__Your objective__.
Extract every record, exactly as written, and ignore the pictures.

________________________________________

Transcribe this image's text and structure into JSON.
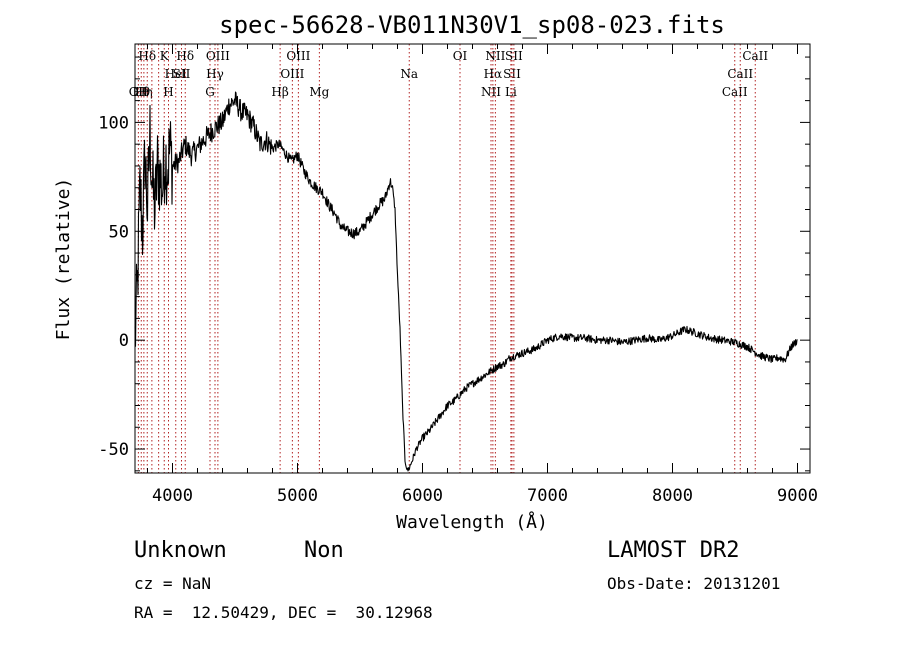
{
  "chart_data": {
    "type": "line",
    "title": "spec-56628-VB011N30V1_sp08-023.fits",
    "xlabel": "Wavelength (Å)",
    "ylabel": "Flux (relative)",
    "xlim": [
      3700,
      9100
    ],
    "ylim": [
      -61,
      136
    ],
    "xticks": [
      4000,
      5000,
      6000,
      7000,
      8000,
      9000
    ],
    "yticks": [
      -50,
      0,
      50,
      100
    ],
    "grid": false,
    "series": [
      {
        "x": [
          3700,
          3720,
          3740,
          3760,
          3780,
          3800,
          3820,
          3840,
          3860,
          3880,
          3900,
          3920,
          3940,
          3960,
          3980,
          4000,
          4050,
          4100,
          4150,
          4200,
          4250,
          4300,
          4350,
          4400,
          4450,
          4500,
          4550,
          4600,
          4650,
          4700,
          4750,
          4800,
          4850,
          4900,
          4950,
          5000,
          5050,
          5100,
          5150,
          5200,
          5250,
          5300,
          5350,
          5400,
          5450,
          5500,
          5550,
          5600,
          5650,
          5700,
          5740,
          5760,
          5780,
          5800,
          5820,
          5840,
          5860,
          5880,
          5900,
          5950,
          6000,
          6050,
          6100,
          6150,
          6200,
          6250,
          6300,
          6350,
          6400,
          6450,
          6500,
          6550,
          6600,
          6650,
          6700,
          6750,
          6800,
          6850,
          6900,
          6950,
          7000,
          7100,
          7200,
          7300,
          7400,
          7500,
          7600,
          7700,
          7800,
          7900,
          8000,
          8100,
          8200,
          8300,
          8400,
          8500,
          8550,
          8600,
          8650,
          8700,
          8750,
          8800,
          8850,
          8900,
          8950,
          9000
        ],
        "y": [
          0,
          25,
          70,
          50,
          85,
          60,
          95,
          70,
          60,
          80,
          75,
          70,
          85,
          80,
          88,
          80,
          82,
          90,
          85,
          88,
          92,
          95,
          98,
          100,
          108,
          110,
          105,
          103,
          98,
          90,
          92,
          88,
          90,
          86,
          82,
          85,
          78,
          73,
          70,
          68,
          62,
          58,
          52,
          50,
          49,
          50,
          54,
          58,
          62,
          65,
          73,
          70,
          60,
          30,
          5,
          -30,
          -55,
          -60,
          -58,
          -50,
          -45,
          -42,
          -38,
          -34,
          -30,
          -28,
          -25,
          -22,
          -20,
          -18,
          -16,
          -14,
          -12,
          -11,
          -8,
          -7,
          -6,
          -5,
          -4,
          -2,
          0,
          2,
          1,
          1,
          0,
          0,
          -1,
          0,
          1,
          0,
          2,
          5,
          3,
          1,
          0,
          -1,
          -2,
          -3,
          -5,
          -7,
          -8,
          -9,
          -8,
          -9,
          -3,
          0
        ]
      }
    ],
    "lines": [
      {
        "w": 3727,
        "label": "OII",
        "row": 3
      },
      {
        "w": 3750,
        "label": "Hθ",
        "row": 3
      },
      {
        "w": 3771,
        "label": "Hη",
        "row": 3
      },
      {
        "w": 3798,
        "label": "Hδ",
        "row": 1
      },
      {
        "w": 3835,
        "label": "",
        "row": 0
      },
      {
        "w": 3889,
        "label": "",
        "row": 0
      },
      {
        "w": 3934,
        "label": "K",
        "row": 1
      },
      {
        "w": 3968,
        "label": "H",
        "row": 3
      },
      {
        "w": 4026,
        "label": "HeI",
        "row": 2
      },
      {
        "w": 4072,
        "label": "SII",
        "row": 2
      },
      {
        "w": 4102,
        "label": "Hδ",
        "row": 1
      },
      {
        "w": 4300,
        "label": "G",
        "row": 3
      },
      {
        "w": 4340,
        "label": "Hγ",
        "row": 2
      },
      {
        "w": 4363,
        "label": "OIII",
        "row": 1
      },
      {
        "w": 4861,
        "label": "Hβ",
        "row": 3
      },
      {
        "w": 4959,
        "label": "OIII",
        "row": 2
      },
      {
        "w": 5007,
        "label": "OIII",
        "row": 1
      },
      {
        "w": 5175,
        "label": "Mg",
        "row": 3
      },
      {
        "w": 5894,
        "label": "Na",
        "row": 2
      },
      {
        "w": 6300,
        "label": "OI",
        "row": 1
      },
      {
        "w": 6548,
        "label": "NII",
        "row": 3
      },
      {
        "w": 6563,
        "label": "Hα",
        "row": 2
      },
      {
        "w": 6583,
        "label": "NII",
        "row": 1
      },
      {
        "w": 6707,
        "label": "Li",
        "row": 3
      },
      {
        "w": 6716,
        "label": "SII",
        "row": 2
      },
      {
        "w": 6731,
        "label": "SII",
        "row": 1
      },
      {
        "w": 8498,
        "label": "CaII",
        "row": 3
      },
      {
        "w": 8542,
        "label": "CaII",
        "row": 2
      },
      {
        "w": 8662,
        "label": "CaII",
        "row": 1
      }
    ],
    "colors": {
      "spectrum": "#000000",
      "lines": "#b22222",
      "axes": "#000000"
    }
  },
  "footer": {
    "class_label": "Unknown",
    "subclass_label": "Non",
    "cz": "cz = NaN",
    "radec": "RA =  12.50429, DEC =  30.12968",
    "survey": "LAMOST DR2",
    "obs_date": "Obs-Date: 20131201"
  }
}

________________________________________

__Completed exercise__.
Transcribe this image's text and structure into JSON.
{
  "chart_data": {
    "type": "line",
    "title": "spec-56628-VB011N30V1_sp08-023.fits",
    "xlabel": "Wavelength (Å)",
    "ylabel": "Flux (relative)",
    "xlim": [
      3700,
      9100
    ],
    "ylim": [
      -61,
      136
    ],
    "xticks": [
      4000,
      5000,
      6000,
      7000,
      8000,
      9000
    ],
    "yticks": [
      -50,
      0,
      50,
      100
    ],
    "grid": false,
    "series": [
      {
        "x": [
          3700,
          3720,
          3740,
          3760,
          3780,
          3800,
          3820,
          3840,
          3860,
          3880,
          3900,
          3920,
          3940,
          3960,
          3980,
          4000,
          4050,
          4100,
          4150,
          4200,
          4250,
          4300,
          4350,
          4400,
          4450,
          4500,
          4550,
          4600,
          4650,
          4700,
          4750,
          4800,
          4850,
          4900,
          4950,
          5000,
          5050,
          5100,
          5150,
          5200,
          5250,
          5300,
          5350,
          5400,
          5450,
          5500,
          5550,
          5600,
          5650,
          5700,
          5740,
          5760,
          5780,
          5800,
          5820,
          5840,
          5860,
          5880,
          5900,
          5950,
          6000,
          6050,
          6100,
          6150,
          6200,
          6250,
          6300,
          6350,
          6400,
          6450,
          6500,
          6550,
          6600,
          6650,
          6700,
          6750,
          6800,
          6850,
          6900,
          6950,
          7000,
          7100,
          7200,
          7300,
          7400,
          7500,
          7600,
          7700,
          7800,
          7900,
          8000,
          8100,
          8200,
          8300,
          8400,
          8500,
          8550,
          8600,
          8650,
          8700,
          8750,
          8800,
          8850,
          8900,
          8950,
          9000
        ],
        "y": [
          0,
          25,
          70,
          50,
          85,
          60,
          95,
          70,
          60,
          80,
          75,
          70,
          85,
          80,
          88,
          80,
          82,
          90,
          85,
          88,
          92,
          95,
          98,
          100,
          108,
          110,
          105,
          103,
          98,
          90,
          92,
          88,
          90,
          86,
          82,
          85,
          78,
          73,
          70,
          68,
          62,
          58,
          52,
          50,
          49,
          50,
          54,
          58,
          62,
          65,
          73,
          70,
          60,
          30,
          5,
          -30,
          -55,
          -60,
          -58,
          -50,
          -45,
          -42,
          -38,
          -34,
          -30,
          -28,
          -25,
          -22,
          -20,
          -18,
          -16,
          -14,
          -12,
          -11,
          -8,
          -7,
          -6,
          -5,
          -4,
          -2,
          0,
          2,
          1,
          1,
          0,
          0,
          -1,
          0,
          1,
          0,
          2,
          5,
          3,
          1,
          0,
          -1,
          -2,
          -3,
          -5,
          -7,
          -8,
          -9,
          -8,
          -9,
          -3,
          0
        ]
      }
    ],
    "lines": [
      {
        "w": 3727,
        "label": "OII",
        "row": 3
      },
      {
        "w": 3750,
        "label": "Hθ",
        "row": 3
      },
      {
        "w": 3771,
        "label": "Hη",
        "row": 3
      },
      {
        "w": 3798,
        "label": "Hδ",
        "row": 1
      },
      {
        "w": 3835,
        "label": "",
        "row": 0
      },
      {
        "w": 3889,
        "label": "",
        "row": 0
      },
      {
        "w": 3934,
        "label": "K",
        "row": 1
      },
      {
        "w": 3968,
        "label": "H",
        "row": 3
      },
      {
        "w": 4026,
        "label": "HeI",
        "row": 2
      },
      {
        "w": 4072,
        "label": "SII",
        "row": 2
      },
      {
        "w": 4102,
        "label": "Hδ",
        "row": 1
      },
      {
        "w": 4300,
        "label": "G",
        "row": 3
      },
      {
        "w": 4340,
        "label": "Hγ",
        "row": 2
      },
      {
        "w": 4363,
        "label": "OIII",
        "row": 1
      },
      {
        "w": 4861,
        "label": "Hβ",
        "row": 3
      },
      {
        "w": 4959,
        "label": "OIII",
        "row": 2
      },
      {
        "w": 5007,
        "label": "OIII",
        "row": 1
      },
      {
        "w": 5175,
        "label": "Mg",
        "row": 3
      },
      {
        "w": 5894,
        "label": "Na",
        "row": 2
      },
      {
        "w": 6300,
        "label": "OI",
        "row": 1
      },
      {
        "w": 6548,
        "label": "NII",
        "row": 3
      },
      {
        "w": 6563,
        "label": "Hα",
        "row": 2
      },
      {
        "w": 6583,
        "label": "NII",
        "row": 1
      },
      {
        "w": 6707,
        "label": "Li",
        "row": 3
      },
      {
        "w": 6716,
        "label": "SII",
        "row": 2
      },
      {
        "w": 6731,
        "label": "SII",
        "row": 1
      },
      {
        "w": 8498,
        "label": "CaII",
        "row": 3
      },
      {
        "w": 8542,
        "label": "CaII",
        "row": 2
      },
      {
        "w": 8662,
        "label": "CaII",
        "row": 1
      }
    ],
    "colors": {
      "spectrum": "#000000",
      "lines": "#b22222",
      "axes": "#000000"
    }
  },
  "footer": {
    "class_label": "Unknown",
    "subclass_label": "Non",
    "cz": "cz = NaN",
    "radec": "RA =  12.50429, DEC =  30.12968",
    "survey": "LAMOST DR2",
    "obs_date": "Obs-Date: 20131201"
  }
}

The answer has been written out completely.